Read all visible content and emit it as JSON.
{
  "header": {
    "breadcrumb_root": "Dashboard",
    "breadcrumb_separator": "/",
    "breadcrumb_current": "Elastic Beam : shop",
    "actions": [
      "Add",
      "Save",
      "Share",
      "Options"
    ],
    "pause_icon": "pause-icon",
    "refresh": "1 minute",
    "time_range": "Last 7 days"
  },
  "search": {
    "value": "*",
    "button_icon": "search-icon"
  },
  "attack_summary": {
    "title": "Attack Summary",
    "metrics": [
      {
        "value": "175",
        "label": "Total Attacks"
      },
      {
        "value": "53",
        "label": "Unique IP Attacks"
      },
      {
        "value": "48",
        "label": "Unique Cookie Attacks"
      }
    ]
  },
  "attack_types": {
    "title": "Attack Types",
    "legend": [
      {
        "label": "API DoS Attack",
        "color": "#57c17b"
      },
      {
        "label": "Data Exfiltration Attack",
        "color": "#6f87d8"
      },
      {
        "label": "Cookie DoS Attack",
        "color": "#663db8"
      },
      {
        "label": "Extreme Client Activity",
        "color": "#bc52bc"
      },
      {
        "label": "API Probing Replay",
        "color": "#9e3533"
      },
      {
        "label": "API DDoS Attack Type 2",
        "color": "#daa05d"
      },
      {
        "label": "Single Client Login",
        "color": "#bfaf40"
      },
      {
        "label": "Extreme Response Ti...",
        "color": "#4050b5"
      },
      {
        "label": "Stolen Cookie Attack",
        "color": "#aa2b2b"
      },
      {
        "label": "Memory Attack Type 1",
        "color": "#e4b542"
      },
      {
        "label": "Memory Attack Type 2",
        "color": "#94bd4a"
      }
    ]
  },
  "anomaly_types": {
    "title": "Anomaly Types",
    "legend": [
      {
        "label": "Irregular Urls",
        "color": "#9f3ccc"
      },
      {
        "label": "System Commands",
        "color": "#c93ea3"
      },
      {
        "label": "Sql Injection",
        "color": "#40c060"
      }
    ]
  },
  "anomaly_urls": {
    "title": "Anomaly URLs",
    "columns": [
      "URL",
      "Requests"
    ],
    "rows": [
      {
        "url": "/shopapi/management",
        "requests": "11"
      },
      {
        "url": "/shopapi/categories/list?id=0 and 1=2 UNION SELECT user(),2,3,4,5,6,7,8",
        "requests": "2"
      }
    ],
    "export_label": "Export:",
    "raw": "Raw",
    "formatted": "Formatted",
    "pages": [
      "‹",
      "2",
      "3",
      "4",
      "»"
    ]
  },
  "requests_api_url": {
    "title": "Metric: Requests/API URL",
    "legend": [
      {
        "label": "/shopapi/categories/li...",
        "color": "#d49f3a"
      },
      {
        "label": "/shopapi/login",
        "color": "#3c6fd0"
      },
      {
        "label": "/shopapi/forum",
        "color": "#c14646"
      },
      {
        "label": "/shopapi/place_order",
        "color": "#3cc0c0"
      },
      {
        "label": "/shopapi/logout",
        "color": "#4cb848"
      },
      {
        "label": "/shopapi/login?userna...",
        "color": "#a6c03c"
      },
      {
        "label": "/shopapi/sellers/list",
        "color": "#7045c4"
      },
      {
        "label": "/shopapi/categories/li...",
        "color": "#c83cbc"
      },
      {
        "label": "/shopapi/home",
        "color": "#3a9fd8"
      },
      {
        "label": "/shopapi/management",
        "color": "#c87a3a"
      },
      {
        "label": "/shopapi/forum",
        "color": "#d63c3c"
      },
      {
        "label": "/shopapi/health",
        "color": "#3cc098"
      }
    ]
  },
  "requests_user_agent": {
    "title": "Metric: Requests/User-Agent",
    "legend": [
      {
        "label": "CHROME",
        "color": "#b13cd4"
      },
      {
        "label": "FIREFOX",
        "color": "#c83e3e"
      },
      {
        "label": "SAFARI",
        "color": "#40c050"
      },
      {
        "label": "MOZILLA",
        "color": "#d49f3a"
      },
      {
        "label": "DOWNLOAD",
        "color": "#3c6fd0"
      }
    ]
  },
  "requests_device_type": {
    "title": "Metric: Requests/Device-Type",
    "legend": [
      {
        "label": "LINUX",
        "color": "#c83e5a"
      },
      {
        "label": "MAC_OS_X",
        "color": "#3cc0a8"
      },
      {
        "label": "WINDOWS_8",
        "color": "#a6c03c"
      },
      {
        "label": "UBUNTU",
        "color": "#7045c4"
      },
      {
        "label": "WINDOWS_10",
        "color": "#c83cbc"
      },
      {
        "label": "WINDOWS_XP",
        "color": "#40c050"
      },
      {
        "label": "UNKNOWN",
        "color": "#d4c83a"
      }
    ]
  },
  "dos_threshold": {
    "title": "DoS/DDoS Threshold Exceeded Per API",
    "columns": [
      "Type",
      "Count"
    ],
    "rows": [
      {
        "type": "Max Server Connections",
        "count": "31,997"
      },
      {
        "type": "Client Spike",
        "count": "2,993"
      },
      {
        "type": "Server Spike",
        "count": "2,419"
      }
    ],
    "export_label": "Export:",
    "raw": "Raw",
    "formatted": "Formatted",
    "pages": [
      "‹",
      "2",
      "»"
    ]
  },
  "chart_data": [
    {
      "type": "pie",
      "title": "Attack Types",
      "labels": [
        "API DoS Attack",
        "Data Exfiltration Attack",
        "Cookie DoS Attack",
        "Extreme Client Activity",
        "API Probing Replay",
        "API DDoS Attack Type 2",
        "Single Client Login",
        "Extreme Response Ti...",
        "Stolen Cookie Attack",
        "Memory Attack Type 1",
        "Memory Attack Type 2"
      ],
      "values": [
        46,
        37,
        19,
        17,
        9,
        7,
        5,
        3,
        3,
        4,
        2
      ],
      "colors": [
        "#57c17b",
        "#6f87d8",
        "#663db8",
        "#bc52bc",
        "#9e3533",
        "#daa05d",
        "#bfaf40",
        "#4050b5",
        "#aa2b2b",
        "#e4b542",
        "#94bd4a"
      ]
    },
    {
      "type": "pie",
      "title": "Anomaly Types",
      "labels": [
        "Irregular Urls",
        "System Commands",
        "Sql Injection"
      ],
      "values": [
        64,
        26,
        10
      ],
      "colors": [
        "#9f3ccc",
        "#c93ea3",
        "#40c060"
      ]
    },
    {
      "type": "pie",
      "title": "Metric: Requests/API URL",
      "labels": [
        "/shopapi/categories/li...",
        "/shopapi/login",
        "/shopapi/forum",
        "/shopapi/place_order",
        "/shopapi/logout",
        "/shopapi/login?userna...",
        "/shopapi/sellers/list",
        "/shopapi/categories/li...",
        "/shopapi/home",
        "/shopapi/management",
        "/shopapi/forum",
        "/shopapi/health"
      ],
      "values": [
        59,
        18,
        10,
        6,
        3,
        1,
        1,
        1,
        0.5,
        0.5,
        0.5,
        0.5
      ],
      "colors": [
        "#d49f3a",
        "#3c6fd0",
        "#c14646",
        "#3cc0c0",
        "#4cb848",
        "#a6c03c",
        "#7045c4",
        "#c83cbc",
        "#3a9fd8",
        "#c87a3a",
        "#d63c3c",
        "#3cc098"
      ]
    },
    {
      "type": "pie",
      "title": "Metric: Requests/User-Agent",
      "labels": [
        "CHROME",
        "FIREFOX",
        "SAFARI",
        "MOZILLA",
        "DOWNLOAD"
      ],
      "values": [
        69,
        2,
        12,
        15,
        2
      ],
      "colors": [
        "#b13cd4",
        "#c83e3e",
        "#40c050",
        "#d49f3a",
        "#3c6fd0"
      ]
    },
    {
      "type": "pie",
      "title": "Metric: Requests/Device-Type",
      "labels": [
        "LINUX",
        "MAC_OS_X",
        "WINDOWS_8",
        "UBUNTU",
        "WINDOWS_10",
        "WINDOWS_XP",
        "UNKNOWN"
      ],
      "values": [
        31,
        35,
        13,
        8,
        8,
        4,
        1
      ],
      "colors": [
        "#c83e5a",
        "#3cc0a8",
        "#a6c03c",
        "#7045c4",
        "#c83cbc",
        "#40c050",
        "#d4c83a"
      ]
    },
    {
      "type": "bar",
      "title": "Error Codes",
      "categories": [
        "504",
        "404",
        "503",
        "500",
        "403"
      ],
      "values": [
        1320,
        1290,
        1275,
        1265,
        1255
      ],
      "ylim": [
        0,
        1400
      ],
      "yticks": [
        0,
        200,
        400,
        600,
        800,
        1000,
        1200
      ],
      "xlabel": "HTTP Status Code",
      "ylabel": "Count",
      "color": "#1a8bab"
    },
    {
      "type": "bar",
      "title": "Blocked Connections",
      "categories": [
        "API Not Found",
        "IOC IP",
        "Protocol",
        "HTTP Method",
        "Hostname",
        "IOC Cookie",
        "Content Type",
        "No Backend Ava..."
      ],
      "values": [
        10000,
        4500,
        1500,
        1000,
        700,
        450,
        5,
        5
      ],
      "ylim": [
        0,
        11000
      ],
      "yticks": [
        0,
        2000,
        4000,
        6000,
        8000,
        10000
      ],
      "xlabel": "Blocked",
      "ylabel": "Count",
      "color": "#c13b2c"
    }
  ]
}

|---|

* [Exercise directions]
Show, from the listing above, each line that contains the word "Spike".

* [Answer in full]
        "type": "Client Spike",
        "type": "Server Spike",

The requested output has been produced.